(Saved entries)
|---|

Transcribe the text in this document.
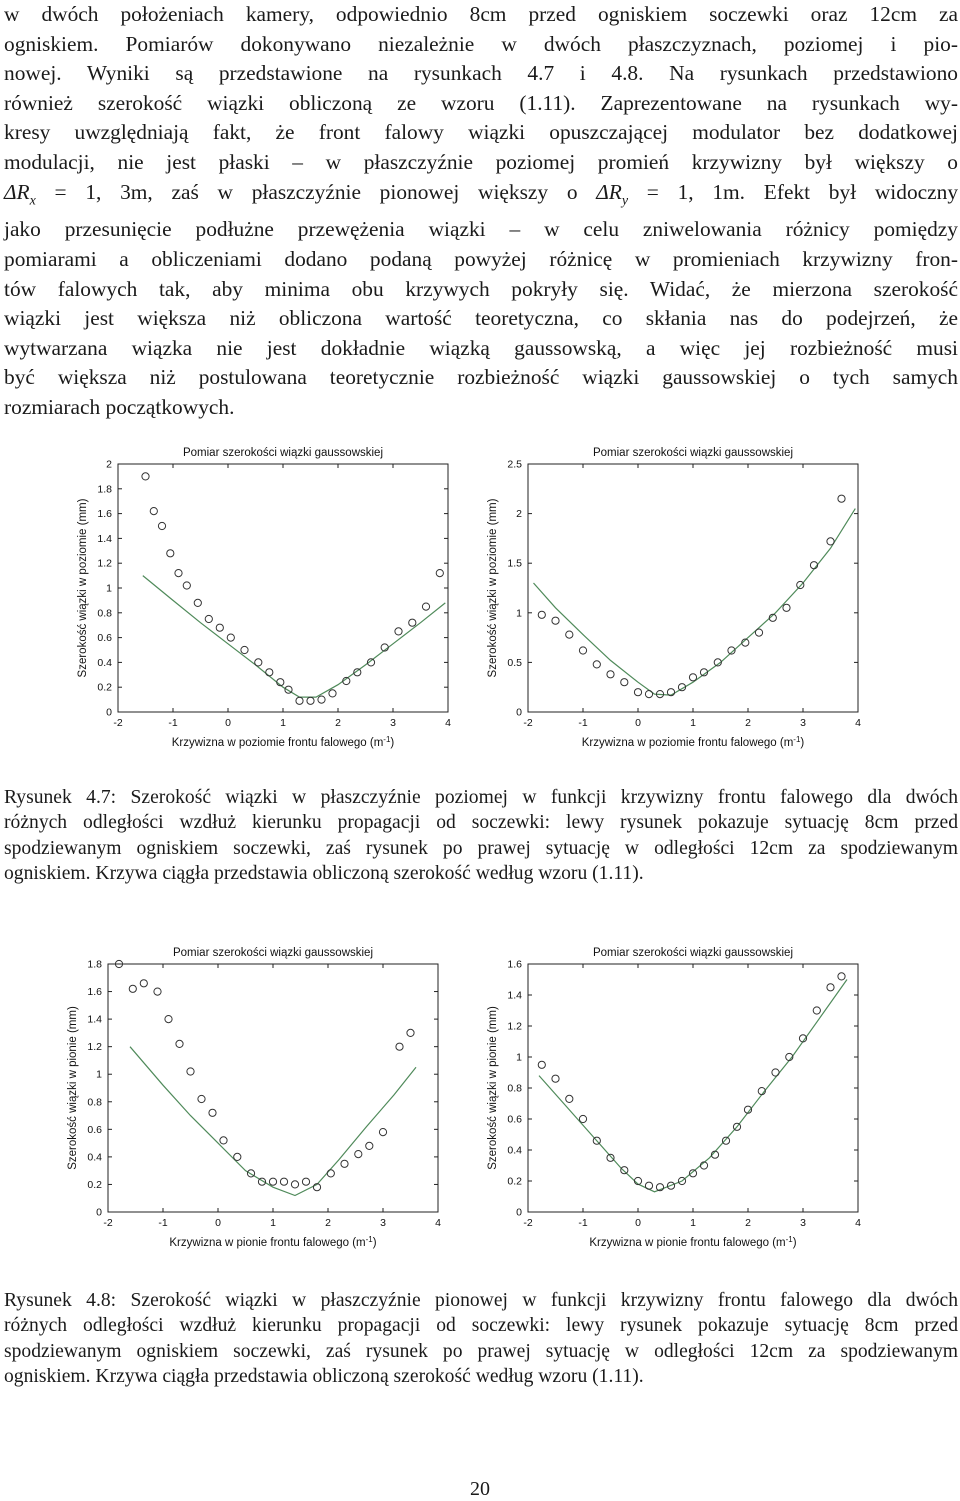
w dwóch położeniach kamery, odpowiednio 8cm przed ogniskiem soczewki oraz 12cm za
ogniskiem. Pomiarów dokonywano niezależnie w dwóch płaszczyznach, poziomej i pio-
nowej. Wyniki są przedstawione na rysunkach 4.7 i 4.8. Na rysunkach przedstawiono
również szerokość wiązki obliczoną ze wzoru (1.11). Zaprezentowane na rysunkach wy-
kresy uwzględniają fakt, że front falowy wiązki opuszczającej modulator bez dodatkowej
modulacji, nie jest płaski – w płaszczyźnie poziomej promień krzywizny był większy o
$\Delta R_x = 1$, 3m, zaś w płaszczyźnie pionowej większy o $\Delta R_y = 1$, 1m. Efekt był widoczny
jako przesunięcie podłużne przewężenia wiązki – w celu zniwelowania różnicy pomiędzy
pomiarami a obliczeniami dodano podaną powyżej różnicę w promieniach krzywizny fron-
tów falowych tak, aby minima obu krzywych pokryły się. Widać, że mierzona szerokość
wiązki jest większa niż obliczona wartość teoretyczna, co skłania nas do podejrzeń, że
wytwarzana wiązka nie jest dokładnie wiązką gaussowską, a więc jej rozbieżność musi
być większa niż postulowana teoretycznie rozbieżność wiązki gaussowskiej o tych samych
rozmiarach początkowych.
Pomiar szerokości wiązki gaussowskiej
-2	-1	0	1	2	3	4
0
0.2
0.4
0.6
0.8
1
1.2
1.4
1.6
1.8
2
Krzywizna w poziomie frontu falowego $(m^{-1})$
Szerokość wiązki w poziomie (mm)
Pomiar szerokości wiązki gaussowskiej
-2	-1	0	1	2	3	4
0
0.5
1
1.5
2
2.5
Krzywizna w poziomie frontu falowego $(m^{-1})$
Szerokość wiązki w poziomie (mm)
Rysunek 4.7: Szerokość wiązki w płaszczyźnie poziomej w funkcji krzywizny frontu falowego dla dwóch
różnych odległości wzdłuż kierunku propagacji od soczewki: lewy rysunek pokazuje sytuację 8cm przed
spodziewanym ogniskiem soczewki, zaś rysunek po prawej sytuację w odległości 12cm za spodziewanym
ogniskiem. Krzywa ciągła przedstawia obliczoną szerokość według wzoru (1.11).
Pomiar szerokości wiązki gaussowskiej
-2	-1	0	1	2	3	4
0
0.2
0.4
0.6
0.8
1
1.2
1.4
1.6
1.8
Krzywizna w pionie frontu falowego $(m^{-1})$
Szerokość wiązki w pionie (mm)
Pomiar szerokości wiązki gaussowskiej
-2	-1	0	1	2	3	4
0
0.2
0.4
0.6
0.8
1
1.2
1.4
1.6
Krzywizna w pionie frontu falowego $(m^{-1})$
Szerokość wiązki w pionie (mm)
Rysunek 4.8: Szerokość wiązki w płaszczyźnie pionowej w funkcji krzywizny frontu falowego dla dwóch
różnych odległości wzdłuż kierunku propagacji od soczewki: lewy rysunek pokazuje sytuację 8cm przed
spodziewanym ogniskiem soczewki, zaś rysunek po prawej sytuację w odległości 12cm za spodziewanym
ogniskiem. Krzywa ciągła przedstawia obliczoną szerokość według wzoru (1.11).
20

|---|

> _Requirements_
Exclude the images, then output the data above word for word.

> _Answer to the task_
Transcribe the text in this document.
w dwóch położeniach kamery, odpowiednio 8cm przed ogniskiem soczewki oraz 12cm za
ogniskiem. Pomiarów dokonywano niezależnie w dwóch płaszczyznach, poziomej i pio-
nowej. Wyniki są przedstawione na rysunkach 4.7 i 4.8. Na rysunkach przedstawiono
również szerokość wiązki obliczoną ze wzoru (1.11). Zaprezentowane na rysunkach wy-
kresy uwzględniają fakt, że front falowy wiązki opuszczającej modulator bez dodatkowej
modulacji, nie jest płaski – w płaszczyźnie poziomej promień krzywizny był większy o
$\Delta R_x = 1$, 3m, zaś w płaszczyźnie pionowej większy o $\Delta R_y = 1$, 1m. Efekt był widoczny
jako przesunięcie podłużne przewężenia wiązki – w celu zniwelowania różnicy pomiędzy
pomiarami a obliczeniami dodano podaną powyżej różnicę w promieniach krzywizny fron-
tów falowych tak, aby minima obu krzywych pokryły się. Widać, że mierzona szerokość
wiązki jest większa niż obliczona wartość teoretyczna, co skłania nas do podejrzeń, że
wytwarzana wiązka nie jest dokładnie wiązką gaussowską, a więc jej rozbieżność musi
być większa niż postulowana teoretycznie rozbieżność wiązki gaussowskiej o tych samych
rozmiarach początkowych.
Pomiar szerokości wiązki gaussowskiej
-2	-1	0	1	2	3	4
0
0.2
0.4
0.6
0.8
1
1.2
1.4
1.6
1.8
2
Krzywizna w poziomie frontu falowego $(m^{-1})$
Szerokość wiązki w poziomie (mm)
Pomiar szerokości wiązki gaussowskiej
-2	-1	0	1	2	3	4
0
0.5
1
1.5
2
2.5
Krzywizna w poziomie frontu falowego $(m^{-1})$
Szerokość wiązki w poziomie (mm)
Rysunek 4.7: Szerokość wiązki w płaszczyźnie poziomej w funkcji krzywizny frontu falowego dla dwóch
różnych odległości wzdłuż kierunku propagacji od soczewki: lewy rysunek pokazuje sytuację 8cm przed
spodziewanym ogniskiem soczewki, zaś rysunek po prawej sytuację w odległości 12cm za spodziewanym
ogniskiem. Krzywa ciągła przedstawia obliczoną szerokość według wzoru (1.11).
Pomiar szerokości wiązki gaussowskiej
-2	-1	0	1	2	3	4
0
0.2
0.4
0.6
0.8
1
1.2
1.4
1.6
1.8
Krzywizna w pionie frontu falowego $(m^{-1})$
Szerokość wiązki w pionie (mm)
Pomiar szerokości wiązki gaussowskiej
-2	-1	0	1	2	3	4
0
0.2
0.4
0.6
0.8
1
1.2
1.4
1.6
Krzywizna w pionie frontu falowego $(m^{-1})$
Szerokość wiązki w pionie (mm)
Rysunek 4.8: Szerokość wiązki w płaszczyźnie pionowej w funkcji krzywizny frontu falowego dla dwóch
różnych odległości wzdłuż kierunku propagacji od soczewki: lewy rysunek pokazuje sytuację 8cm przed
spodziewanym ogniskiem soczewki, zaś rysunek po prawej sytuację w odległości 12cm za spodziewanym
ogniskiem. Krzywa ciągła przedstawia obliczoną szerokość według wzoru (1.11).
20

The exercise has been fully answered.